[Page excerpt]
::::::::::

# OpenAlex by-year downloader to a single Parquet

This notebook fetches all `works` for the Communication subfield (`subfields/3315`) from years 2000–2025 using cursor-based paging, and writes them into a single Parquet file at `data/processed/communication_works.parquet`.

- Uses `OPENALEX_MAILTO` from environment for the polite pool
- Streams page results into Parquet to avoid high memory usage
- Includes progress logging and count validation per year
- Kernel: Python (InvisibleResearch venv)


In [1]:
import os
import json
import time
import math
from datetime import datetime
from typing import Dict, Any, Iterator, List, Optional

import requests
import pandas as pd
import pyarrow as pa
import pyarrow.parquet as pq
from tqdm import tqdm
# Optional: load .env using python-dotenv if available; fallback to manual loader
try:
    from dotenv import load_dotenv  # type: ignore
    load_dotenv()
except Exception:
    def _simple_load_dotenv(path: str = ".env") -> None:
        if not os.path.exists(path):
            return
        with open(path, "r", encoding="utf-8") as f:
            for raw in f:
                line = raw.strip()
                if not line or line.startswith("#"):
                    continue
                if "=" not in line:
                    continue
                key, val = line.split("=", 1)
                key = key.strip()
                val = val.strip().strip("'\"")
                os.environ.setdefault(key, val)
    _simple_load_dotenv()

# Configuration (fixed as per confirmation)
SUBFIELD_ID = "subfields/3315"  # Communication
START_YEAR = int(os.getenv("OPENALEX_START_YEAR", 2000))
END_YEAR = int(os.getenv("OPENALEX_END_YEAR", 2025))
PARQUET_PATH = os.path.join("data", "processed", "communication_works.parquet")
PER_PAGE_CANDIDATES = [200, 150, 100]  # try larger first, fallback if needed
REQUEST_TIMEOUT = 60
RETRY_MAX = 5
BACKOFF_BASE = 1.5

# Polite pool email from environment
CONTACT_EMAIL = os.getenv("OPENALEX_MAILTO")
if not CONTACT_EMAIL:
    raise RuntimeError("Please set environment variable OPENALEX_MAILTO to your contact email.")

os.makedirs(os.path.dirname(PARQUET_PATH), exist_ok=True)

BASE_URL = "https://api.openalex.org/works"


def fetch_page(year: int, cursor: str, per_page: int, mailto: str) -> Dict[str, Any]:
    params = {
        "filter": f"primary_topic.subfield.id:{SUBFIELD_ID},publication_year:{year}",
        "per-page": per_page,
        "cursor": cursor,
        "mailto": mailto,
    }
    resp = requests.get(BASE_URL, params=params, timeout=REQUEST_TIMEOUT)
    resp.raise_for_status()
    return resp.json()

::::::::::

[Given information]
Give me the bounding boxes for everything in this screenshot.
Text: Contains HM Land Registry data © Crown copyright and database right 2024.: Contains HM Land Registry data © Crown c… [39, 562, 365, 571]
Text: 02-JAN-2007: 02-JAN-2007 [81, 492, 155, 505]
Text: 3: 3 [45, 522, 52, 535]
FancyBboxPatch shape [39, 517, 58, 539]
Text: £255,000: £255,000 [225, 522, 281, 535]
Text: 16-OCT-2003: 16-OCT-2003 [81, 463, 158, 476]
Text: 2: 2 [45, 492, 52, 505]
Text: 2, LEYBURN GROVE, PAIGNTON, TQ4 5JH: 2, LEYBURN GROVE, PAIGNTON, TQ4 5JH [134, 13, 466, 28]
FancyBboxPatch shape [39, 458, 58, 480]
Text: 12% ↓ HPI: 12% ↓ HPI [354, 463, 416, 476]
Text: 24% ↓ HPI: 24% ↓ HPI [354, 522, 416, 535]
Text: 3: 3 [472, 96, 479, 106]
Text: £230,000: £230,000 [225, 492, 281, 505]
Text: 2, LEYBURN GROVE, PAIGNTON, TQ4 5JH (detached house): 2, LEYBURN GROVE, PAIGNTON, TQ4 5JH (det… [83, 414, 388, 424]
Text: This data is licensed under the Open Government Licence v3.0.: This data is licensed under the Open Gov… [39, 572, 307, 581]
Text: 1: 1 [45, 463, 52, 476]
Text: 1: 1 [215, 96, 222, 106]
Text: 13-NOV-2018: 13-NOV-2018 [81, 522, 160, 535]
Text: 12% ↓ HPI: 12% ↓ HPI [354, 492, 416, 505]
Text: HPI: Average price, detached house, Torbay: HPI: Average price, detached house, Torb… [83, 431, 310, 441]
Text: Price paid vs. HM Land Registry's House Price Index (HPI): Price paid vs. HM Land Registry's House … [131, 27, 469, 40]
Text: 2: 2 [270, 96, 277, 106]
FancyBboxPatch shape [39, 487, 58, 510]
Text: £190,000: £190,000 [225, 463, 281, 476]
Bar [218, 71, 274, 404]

::::::::::

[List of tasks]
1 > List every line of the listing that contains the string "FancyBboxPatch", matching case exactly.
2 > Continue the notebook on downloading Communication works from OpenAlex, picking up after its last line.

[Replies]
1 >
FancyBboxPatch shape [39, 517, 58, 539]
FancyBboxPatch shape [39, 458, 58, 480]
FancyBboxPatch shape [39, 487, 58, 510]

2 >
def iterate_year(year: int, per_page: int, mailto: str, sleep_seconds: float = 0.3) -> Iterator[Dict[str, Any]]:
    cursor = "*"
    total_retrieved = 0
    meta_count: Optional[int] = None
    while True:
        data = fetch_page(year, cursor=cursor, per_page=per_page, mailto=mailto)
        if meta_count is None:
            meta_count = data.get("meta", {}).get("count")
            print(f"Year {year}: expected {meta_count} works with per_page={per_page}")
        results = data.get("results", [])
        for work in results:
            total_retrieved += 1
            yield work
        next_cursor = data.get("meta", {}).get("next_cursor")
        if not next_cursor:
            break
        cursor = next_cursor
        time.sleep(sleep_seconds)
    if meta_count is not None and total_retrieved != meta_count:
        print(f"WARNING: Year {year} mismatch: retrieved {total_retrieved} vs meta.count {meta_count}")
    else:
        print(f"Year {year}: validated {total_retrieved} works")


def robust_iterate_year(year: int, mailto: str) -> Iterator[Dict[str, Any]]:
    last_error: Optional[Exception] = None
    for per_page in PER_PAGE_CANDIDATES:
        for attempt in range(1, RETRY_MAX + 1):
            try:
                yield from iterate_year(year, per_page=per_page, mailto=mailto)
                last_error = None
                break
            except requests.HTTPError as e:
                last_error = e
                status = getattr(e.response, "status_code", None)
                if status in (429, 502, 503, 504):
                    delay = BACKOFF_BASE ** attempt
                    print(f"HTTP {status} on year {year}, per_page={per_page}, retry {attempt}/{RETRY_MAX} after {delay:.1f}s...")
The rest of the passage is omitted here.